Source data:
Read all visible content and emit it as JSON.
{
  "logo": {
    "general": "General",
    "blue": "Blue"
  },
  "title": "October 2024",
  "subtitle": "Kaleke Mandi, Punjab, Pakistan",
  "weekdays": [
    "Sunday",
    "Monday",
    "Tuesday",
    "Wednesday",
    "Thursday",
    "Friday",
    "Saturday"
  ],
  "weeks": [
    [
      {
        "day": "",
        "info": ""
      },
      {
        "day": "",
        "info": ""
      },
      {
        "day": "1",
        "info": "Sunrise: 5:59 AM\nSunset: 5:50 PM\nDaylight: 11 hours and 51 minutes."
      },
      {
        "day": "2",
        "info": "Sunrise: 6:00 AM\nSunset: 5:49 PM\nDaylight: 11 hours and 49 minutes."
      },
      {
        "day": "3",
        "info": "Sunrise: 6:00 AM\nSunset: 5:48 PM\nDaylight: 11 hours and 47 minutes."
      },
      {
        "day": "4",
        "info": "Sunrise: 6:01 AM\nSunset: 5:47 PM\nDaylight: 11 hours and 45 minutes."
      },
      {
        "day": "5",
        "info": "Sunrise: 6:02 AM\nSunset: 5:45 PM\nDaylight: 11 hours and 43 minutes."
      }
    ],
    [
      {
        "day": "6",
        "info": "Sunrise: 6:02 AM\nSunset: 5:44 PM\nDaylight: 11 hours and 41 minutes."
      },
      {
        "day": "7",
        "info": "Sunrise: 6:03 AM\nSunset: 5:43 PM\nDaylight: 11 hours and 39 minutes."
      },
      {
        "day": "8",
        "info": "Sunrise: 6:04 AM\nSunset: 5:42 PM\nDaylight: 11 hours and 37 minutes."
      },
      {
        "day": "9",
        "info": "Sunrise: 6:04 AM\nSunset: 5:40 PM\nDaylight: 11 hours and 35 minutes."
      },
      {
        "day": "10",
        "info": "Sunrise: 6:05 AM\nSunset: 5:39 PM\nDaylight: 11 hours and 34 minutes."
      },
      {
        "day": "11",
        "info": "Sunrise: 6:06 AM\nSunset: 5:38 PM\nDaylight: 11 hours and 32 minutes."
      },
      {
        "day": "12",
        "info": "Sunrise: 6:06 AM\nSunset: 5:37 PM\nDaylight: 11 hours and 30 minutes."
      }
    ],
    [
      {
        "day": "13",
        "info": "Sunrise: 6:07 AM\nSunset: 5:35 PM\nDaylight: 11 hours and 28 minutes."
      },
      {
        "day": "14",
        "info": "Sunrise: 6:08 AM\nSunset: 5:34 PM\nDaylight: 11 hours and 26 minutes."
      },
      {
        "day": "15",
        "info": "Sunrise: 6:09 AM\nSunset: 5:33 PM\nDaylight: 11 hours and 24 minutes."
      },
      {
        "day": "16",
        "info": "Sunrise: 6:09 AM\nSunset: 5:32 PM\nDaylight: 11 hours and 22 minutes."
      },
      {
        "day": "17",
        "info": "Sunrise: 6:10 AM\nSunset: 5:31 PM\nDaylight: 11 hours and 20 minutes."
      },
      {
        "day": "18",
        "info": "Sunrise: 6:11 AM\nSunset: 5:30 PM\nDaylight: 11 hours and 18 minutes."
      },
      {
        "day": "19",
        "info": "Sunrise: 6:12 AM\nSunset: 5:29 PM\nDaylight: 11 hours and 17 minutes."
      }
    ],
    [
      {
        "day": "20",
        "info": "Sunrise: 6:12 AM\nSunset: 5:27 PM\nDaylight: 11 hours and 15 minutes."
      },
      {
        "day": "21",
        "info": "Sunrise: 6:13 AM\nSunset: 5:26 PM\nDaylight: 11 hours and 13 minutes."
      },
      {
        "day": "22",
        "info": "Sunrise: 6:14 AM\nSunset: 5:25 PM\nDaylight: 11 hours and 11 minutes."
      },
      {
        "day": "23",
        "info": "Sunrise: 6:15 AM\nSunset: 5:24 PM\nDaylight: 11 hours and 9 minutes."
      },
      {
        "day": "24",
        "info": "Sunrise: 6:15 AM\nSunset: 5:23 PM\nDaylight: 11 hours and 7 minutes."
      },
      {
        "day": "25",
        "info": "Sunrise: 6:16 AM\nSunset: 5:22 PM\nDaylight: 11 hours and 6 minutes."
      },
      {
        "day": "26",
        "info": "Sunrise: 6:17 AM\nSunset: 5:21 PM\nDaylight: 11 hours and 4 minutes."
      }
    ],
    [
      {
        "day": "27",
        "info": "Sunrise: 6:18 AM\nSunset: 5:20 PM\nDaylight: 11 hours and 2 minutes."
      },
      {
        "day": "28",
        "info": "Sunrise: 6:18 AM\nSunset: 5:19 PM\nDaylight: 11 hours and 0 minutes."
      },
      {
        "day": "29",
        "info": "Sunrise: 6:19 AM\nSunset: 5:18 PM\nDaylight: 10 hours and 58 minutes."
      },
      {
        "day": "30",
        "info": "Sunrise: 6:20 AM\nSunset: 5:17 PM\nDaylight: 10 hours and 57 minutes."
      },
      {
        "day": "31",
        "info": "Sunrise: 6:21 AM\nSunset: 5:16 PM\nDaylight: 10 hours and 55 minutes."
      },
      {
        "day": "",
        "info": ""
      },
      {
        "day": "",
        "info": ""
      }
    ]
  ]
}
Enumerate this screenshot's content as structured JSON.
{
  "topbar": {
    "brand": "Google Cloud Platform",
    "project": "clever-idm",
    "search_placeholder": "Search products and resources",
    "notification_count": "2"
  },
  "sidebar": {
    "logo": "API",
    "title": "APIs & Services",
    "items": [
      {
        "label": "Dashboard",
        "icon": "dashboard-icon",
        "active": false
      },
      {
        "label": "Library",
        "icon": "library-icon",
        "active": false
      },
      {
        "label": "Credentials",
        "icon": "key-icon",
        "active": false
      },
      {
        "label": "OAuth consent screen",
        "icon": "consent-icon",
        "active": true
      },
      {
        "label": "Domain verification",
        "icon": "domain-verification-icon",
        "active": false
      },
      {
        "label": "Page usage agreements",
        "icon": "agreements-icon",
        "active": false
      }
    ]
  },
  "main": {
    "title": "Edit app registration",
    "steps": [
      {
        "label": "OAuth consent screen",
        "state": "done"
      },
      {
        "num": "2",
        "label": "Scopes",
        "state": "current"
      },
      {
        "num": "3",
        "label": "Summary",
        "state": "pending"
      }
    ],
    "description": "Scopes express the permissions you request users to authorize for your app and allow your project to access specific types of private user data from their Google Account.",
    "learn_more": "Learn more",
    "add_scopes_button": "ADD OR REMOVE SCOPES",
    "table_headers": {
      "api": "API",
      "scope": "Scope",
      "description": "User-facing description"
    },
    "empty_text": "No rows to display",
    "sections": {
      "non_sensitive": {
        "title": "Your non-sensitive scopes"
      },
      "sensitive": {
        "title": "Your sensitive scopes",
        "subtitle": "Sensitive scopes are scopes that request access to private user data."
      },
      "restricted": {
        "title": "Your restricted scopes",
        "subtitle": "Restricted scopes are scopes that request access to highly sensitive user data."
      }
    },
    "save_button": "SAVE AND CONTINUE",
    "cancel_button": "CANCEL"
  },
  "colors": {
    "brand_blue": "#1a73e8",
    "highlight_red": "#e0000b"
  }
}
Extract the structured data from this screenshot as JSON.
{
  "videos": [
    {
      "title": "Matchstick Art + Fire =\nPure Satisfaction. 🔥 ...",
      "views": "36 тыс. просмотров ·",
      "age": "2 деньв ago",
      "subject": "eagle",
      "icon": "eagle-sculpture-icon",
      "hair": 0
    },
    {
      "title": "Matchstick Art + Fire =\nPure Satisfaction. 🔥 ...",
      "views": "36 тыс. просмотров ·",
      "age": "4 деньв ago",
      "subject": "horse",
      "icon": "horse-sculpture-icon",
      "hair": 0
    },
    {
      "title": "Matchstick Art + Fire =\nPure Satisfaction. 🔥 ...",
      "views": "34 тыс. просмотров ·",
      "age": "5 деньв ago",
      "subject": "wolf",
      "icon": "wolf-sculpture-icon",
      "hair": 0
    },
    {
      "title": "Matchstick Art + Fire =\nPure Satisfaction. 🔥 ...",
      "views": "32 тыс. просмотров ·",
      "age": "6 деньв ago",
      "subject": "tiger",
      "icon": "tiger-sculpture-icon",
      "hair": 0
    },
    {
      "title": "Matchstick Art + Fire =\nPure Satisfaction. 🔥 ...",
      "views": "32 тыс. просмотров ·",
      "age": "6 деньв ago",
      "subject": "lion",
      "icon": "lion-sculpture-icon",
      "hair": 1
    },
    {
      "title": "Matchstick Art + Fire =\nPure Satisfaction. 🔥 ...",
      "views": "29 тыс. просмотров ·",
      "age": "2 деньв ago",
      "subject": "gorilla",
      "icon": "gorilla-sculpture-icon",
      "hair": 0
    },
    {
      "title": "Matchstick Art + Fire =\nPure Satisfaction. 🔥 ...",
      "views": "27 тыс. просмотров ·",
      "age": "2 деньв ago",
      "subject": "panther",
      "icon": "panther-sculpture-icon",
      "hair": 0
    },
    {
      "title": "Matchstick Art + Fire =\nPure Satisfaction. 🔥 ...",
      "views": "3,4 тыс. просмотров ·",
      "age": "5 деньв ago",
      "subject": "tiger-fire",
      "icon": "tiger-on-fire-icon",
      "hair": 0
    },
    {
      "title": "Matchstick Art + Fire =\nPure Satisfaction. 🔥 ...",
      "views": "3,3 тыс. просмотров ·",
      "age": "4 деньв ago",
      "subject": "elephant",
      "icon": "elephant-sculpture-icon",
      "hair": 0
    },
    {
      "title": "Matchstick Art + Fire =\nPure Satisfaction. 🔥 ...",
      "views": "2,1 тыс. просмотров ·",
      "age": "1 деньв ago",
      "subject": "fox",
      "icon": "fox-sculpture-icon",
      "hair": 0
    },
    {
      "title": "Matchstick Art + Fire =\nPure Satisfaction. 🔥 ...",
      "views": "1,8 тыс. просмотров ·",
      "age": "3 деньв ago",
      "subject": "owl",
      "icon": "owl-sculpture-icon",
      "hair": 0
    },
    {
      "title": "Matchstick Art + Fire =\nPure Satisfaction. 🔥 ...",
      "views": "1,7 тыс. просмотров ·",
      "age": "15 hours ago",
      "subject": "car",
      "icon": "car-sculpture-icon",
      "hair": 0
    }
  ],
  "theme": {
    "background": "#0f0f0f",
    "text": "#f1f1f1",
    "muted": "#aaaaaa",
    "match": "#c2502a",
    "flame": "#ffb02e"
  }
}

Goal: From the data, pick out every line that includes "verification".

Expected answer:
        "label": "Domain verification",
        "icon": "domain-verification-icon",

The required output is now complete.